→ **EXERCISE REQUIREMENTS**: Count up the lines below where the word "mutants" shows up, and respond with the number alone.

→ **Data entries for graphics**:
______

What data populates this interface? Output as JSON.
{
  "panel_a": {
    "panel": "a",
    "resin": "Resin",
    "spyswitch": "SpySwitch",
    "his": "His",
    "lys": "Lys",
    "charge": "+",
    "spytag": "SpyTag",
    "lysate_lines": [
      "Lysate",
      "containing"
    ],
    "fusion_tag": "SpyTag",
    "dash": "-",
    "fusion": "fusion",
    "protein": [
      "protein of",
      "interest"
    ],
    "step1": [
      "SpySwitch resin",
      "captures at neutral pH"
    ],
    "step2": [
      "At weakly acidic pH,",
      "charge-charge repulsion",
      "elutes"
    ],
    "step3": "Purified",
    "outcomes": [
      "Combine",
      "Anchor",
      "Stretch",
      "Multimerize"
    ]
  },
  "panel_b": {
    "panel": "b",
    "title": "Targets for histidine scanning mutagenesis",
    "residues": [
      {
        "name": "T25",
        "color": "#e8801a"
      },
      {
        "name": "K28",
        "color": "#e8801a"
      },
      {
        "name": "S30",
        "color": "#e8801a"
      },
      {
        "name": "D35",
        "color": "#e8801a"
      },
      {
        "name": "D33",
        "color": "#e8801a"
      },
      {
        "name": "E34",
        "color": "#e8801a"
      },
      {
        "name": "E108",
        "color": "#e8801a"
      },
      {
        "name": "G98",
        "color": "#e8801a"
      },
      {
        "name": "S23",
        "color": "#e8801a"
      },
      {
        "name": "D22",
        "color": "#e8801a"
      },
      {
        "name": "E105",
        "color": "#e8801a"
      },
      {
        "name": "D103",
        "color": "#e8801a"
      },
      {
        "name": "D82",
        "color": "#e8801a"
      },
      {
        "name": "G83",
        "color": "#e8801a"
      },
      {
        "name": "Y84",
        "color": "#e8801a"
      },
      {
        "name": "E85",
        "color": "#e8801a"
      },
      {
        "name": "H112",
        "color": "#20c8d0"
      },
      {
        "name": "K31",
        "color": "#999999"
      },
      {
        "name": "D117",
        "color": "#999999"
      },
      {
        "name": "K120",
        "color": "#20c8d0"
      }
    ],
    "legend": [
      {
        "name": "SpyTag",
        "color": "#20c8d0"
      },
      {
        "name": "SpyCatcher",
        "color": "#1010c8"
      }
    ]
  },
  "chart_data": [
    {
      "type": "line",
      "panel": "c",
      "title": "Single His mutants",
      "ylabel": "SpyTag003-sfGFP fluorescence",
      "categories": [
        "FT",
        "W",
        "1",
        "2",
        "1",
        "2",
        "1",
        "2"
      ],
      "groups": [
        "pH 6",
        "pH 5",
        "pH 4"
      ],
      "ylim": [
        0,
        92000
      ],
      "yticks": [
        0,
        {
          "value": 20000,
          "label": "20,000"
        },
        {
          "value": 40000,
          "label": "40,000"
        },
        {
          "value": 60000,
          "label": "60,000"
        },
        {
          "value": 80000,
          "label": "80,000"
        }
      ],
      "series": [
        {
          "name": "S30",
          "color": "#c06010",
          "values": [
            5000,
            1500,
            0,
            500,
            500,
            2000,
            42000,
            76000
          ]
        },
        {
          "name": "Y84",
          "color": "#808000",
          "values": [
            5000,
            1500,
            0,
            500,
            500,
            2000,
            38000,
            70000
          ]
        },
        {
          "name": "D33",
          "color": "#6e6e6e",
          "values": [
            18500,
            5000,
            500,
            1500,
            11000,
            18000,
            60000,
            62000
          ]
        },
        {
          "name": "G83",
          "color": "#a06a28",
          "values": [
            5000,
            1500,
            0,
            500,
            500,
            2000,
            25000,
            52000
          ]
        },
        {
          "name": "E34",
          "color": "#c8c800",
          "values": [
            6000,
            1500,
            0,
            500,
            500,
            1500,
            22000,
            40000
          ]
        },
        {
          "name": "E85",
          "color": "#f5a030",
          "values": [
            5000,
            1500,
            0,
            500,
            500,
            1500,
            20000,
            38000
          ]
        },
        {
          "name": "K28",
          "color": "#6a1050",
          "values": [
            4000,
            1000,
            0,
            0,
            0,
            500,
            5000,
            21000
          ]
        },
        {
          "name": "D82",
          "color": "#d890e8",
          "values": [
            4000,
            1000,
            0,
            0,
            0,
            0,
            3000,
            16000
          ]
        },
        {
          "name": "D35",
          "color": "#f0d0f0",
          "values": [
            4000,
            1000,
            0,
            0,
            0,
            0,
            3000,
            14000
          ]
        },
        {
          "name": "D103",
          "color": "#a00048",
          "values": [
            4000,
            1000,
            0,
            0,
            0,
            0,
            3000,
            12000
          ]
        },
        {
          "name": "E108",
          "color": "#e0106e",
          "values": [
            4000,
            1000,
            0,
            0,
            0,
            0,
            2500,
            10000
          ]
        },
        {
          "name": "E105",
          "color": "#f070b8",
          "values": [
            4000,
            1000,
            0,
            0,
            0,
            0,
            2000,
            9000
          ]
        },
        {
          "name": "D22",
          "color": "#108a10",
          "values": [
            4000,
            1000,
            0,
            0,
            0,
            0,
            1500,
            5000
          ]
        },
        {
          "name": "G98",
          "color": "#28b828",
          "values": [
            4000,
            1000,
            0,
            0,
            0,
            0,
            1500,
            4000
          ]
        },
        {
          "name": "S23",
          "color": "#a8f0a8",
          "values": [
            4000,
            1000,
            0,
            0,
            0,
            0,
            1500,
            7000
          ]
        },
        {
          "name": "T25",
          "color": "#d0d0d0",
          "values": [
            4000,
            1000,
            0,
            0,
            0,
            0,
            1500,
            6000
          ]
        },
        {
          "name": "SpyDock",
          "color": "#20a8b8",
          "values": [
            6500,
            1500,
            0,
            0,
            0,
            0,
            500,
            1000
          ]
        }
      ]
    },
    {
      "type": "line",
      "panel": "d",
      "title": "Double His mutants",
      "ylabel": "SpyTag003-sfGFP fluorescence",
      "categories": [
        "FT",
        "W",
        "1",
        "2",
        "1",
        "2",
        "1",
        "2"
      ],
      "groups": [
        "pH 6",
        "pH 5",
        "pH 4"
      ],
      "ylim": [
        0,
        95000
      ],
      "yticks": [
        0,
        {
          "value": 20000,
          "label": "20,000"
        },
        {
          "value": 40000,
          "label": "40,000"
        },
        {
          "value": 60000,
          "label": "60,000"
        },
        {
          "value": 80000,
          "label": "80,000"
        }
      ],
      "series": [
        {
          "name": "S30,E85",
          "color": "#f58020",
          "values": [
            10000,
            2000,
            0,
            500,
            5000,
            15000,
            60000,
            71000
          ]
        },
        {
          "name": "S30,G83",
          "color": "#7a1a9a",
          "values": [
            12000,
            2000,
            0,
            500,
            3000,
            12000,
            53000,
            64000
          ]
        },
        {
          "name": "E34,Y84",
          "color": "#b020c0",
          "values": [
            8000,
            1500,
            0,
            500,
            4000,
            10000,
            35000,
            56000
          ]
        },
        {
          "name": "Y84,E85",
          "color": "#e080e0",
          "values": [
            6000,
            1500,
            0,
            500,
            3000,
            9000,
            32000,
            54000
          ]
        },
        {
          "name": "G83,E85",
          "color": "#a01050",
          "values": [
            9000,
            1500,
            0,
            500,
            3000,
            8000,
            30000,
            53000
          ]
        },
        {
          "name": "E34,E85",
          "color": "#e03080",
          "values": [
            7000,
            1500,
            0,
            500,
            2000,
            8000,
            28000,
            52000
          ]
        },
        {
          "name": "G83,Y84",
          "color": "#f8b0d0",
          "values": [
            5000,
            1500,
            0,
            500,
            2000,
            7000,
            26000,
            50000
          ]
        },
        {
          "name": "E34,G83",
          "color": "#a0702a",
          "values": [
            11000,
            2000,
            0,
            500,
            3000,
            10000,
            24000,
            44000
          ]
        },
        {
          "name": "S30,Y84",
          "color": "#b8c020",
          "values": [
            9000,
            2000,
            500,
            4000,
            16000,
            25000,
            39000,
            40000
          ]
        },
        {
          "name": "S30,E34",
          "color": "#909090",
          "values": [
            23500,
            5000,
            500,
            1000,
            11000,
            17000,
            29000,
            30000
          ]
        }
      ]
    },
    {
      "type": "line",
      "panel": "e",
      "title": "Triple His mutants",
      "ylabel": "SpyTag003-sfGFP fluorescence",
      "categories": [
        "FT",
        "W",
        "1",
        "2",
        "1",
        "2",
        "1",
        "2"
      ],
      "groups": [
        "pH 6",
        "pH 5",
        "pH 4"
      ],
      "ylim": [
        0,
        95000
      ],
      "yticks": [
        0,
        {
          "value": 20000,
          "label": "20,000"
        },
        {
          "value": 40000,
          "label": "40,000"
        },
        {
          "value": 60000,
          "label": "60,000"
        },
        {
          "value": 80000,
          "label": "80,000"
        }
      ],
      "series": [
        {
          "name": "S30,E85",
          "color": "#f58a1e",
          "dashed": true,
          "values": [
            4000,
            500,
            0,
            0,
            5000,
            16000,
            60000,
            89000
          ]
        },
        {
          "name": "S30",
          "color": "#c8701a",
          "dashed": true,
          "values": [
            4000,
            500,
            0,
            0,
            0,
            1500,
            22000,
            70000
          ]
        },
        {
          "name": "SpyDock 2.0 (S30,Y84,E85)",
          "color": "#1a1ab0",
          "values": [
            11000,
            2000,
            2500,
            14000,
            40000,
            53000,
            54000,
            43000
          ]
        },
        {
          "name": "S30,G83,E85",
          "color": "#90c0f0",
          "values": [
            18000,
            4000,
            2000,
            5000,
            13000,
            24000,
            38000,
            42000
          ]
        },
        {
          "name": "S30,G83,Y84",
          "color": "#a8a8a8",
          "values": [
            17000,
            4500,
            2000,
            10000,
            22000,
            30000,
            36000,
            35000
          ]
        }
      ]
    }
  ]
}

______

→ **SOLUTION**: 3